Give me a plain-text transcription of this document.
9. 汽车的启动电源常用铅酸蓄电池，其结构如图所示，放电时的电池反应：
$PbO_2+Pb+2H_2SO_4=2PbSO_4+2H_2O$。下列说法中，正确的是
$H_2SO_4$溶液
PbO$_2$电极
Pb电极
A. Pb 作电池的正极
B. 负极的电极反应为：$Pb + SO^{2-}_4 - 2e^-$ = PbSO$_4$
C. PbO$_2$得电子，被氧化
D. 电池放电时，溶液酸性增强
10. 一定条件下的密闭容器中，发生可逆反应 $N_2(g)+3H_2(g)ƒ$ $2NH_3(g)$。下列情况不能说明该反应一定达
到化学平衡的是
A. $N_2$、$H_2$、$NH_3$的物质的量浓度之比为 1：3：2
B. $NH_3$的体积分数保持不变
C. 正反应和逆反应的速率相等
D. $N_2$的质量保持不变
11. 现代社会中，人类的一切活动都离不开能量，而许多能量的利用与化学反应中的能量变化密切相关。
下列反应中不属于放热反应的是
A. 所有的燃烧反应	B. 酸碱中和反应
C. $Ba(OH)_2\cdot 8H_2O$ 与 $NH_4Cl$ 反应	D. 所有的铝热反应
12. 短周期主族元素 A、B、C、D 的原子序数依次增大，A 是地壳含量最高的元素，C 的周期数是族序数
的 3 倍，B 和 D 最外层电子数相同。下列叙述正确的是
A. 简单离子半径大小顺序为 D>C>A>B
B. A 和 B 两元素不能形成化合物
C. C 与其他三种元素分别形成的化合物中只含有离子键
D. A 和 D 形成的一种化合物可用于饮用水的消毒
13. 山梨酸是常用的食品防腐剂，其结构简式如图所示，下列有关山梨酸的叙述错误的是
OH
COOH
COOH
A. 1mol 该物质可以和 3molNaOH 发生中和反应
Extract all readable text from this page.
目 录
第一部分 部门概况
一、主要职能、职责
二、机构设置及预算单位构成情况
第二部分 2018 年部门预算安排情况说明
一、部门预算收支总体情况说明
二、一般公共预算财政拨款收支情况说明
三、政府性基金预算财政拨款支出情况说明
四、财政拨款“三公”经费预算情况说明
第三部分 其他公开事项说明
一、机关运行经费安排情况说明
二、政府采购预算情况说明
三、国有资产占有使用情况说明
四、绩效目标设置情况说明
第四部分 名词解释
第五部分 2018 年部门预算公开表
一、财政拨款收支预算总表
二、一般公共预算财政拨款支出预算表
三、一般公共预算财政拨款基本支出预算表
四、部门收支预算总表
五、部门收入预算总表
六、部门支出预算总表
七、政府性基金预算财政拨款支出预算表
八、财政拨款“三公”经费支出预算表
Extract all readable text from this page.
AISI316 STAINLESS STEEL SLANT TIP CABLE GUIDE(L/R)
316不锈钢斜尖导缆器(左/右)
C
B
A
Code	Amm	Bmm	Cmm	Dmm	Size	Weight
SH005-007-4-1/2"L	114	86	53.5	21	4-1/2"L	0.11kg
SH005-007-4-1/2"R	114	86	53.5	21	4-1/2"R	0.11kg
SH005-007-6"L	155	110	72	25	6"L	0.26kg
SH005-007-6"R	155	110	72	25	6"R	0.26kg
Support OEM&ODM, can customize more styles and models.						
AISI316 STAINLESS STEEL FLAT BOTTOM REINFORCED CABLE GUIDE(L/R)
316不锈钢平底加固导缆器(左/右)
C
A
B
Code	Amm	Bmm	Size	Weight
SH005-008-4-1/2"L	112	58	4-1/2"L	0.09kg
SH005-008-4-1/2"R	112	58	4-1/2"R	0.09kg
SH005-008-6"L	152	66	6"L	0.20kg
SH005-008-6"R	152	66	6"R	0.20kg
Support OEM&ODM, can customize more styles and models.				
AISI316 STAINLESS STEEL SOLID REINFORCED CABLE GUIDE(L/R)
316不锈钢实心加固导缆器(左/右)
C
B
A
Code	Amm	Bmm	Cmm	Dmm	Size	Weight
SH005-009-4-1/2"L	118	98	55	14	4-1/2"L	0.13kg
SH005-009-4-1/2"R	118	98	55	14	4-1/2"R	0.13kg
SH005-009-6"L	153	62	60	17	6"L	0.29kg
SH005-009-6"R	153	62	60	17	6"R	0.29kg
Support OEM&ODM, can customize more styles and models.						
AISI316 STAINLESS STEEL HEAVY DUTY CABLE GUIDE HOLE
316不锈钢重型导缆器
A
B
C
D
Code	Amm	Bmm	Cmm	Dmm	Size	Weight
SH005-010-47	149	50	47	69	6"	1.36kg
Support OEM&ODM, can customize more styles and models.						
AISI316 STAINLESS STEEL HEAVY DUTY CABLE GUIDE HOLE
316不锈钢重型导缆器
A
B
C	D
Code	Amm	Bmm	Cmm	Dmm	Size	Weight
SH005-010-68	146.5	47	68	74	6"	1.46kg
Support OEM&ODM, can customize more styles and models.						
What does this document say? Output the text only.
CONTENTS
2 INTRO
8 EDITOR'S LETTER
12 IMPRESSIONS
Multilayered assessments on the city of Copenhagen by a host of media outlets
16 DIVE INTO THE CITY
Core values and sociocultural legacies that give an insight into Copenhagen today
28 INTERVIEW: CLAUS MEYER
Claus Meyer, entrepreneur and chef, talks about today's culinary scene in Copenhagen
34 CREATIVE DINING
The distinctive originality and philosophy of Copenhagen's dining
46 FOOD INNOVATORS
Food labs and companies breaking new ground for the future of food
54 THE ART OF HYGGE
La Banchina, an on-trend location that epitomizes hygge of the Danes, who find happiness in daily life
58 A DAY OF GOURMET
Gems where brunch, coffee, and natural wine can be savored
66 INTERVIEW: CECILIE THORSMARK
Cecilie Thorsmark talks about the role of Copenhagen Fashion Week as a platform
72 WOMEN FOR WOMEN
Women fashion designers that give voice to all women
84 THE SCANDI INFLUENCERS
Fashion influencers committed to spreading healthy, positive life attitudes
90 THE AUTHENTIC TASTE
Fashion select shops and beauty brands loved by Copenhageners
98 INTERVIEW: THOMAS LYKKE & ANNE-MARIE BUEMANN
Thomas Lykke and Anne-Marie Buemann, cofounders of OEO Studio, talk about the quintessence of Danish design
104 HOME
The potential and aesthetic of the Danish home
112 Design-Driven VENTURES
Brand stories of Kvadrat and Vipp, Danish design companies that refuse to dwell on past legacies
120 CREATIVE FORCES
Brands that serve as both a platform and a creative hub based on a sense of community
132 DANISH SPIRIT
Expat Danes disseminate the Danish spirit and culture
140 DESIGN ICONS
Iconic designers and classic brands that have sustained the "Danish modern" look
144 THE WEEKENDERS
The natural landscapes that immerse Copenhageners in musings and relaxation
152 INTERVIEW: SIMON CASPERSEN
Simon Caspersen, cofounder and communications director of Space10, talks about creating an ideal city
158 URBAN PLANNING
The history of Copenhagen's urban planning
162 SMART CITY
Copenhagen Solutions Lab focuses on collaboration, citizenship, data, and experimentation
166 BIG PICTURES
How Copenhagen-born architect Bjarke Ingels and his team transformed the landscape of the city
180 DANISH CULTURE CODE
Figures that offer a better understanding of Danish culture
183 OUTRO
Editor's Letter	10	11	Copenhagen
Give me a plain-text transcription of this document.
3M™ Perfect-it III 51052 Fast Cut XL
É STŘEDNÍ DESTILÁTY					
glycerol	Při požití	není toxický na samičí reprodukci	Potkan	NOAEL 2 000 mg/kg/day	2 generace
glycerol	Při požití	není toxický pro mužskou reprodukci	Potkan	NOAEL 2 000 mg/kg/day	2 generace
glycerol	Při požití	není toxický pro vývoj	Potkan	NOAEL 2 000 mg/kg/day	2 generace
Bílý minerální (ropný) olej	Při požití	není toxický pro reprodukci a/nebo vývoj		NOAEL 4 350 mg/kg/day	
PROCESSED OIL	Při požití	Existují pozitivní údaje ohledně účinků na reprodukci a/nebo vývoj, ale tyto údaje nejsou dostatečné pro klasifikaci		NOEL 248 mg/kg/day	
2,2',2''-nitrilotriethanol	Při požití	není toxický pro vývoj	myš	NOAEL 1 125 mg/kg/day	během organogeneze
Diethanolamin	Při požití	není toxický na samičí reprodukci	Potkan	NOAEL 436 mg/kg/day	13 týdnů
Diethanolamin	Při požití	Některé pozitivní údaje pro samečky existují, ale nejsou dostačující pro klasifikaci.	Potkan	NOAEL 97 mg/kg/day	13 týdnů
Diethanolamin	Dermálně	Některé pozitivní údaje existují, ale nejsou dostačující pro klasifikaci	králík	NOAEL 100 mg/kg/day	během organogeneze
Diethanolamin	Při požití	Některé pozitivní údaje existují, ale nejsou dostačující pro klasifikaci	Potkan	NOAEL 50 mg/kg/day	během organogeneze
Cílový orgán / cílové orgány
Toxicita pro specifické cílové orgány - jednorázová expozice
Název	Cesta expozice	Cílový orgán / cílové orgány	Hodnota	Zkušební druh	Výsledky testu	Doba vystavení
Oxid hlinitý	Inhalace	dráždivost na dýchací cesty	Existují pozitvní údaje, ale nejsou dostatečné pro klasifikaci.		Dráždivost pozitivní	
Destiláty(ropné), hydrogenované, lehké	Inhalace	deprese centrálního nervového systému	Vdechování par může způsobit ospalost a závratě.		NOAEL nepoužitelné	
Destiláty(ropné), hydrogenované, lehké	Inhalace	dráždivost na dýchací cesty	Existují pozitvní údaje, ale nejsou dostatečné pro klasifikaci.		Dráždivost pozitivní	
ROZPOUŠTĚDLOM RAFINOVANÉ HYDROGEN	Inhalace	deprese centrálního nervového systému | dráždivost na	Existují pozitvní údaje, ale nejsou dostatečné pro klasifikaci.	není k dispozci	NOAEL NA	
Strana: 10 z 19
____________________
▶ TASK BRIEF: Check each line of the records for "Potkan" and copy the ones that contain it.

▶ EXERCISE RESPONSE:
glycerol	Při požití	není toxický na samičí reprodukci	Potkan	NOAEL 2 000 mg/kg/day	2 generace
glycerol	Při požití	není toxický pro mužskou reprodukci	Potkan	NOAEL 2 000 mg/kg/day	2 generace
glycerol	Při požití	není toxický pro vývoj	Potkan	NOAEL 2 000 mg/kg/day	2 generace
Diethanolamin	Při požití	není toxický na samičí reprodukci	Potkan	NOAEL 436 mg/kg/day	13 týdnů
Diethanolamin	Při požití	Některé pozitivní údaje pro samečky existují, ale nejsou dostačující pro klasifikaci.	Potkan	NOAEL 97 mg/kg/day	13 týdnů
Diethanolamin	Při požití	Některé pozitivní údaje existují, ale nejsou dostačující pro klasifikaci	Potkan	NOAEL 50 mg/kg/day	během organogeneze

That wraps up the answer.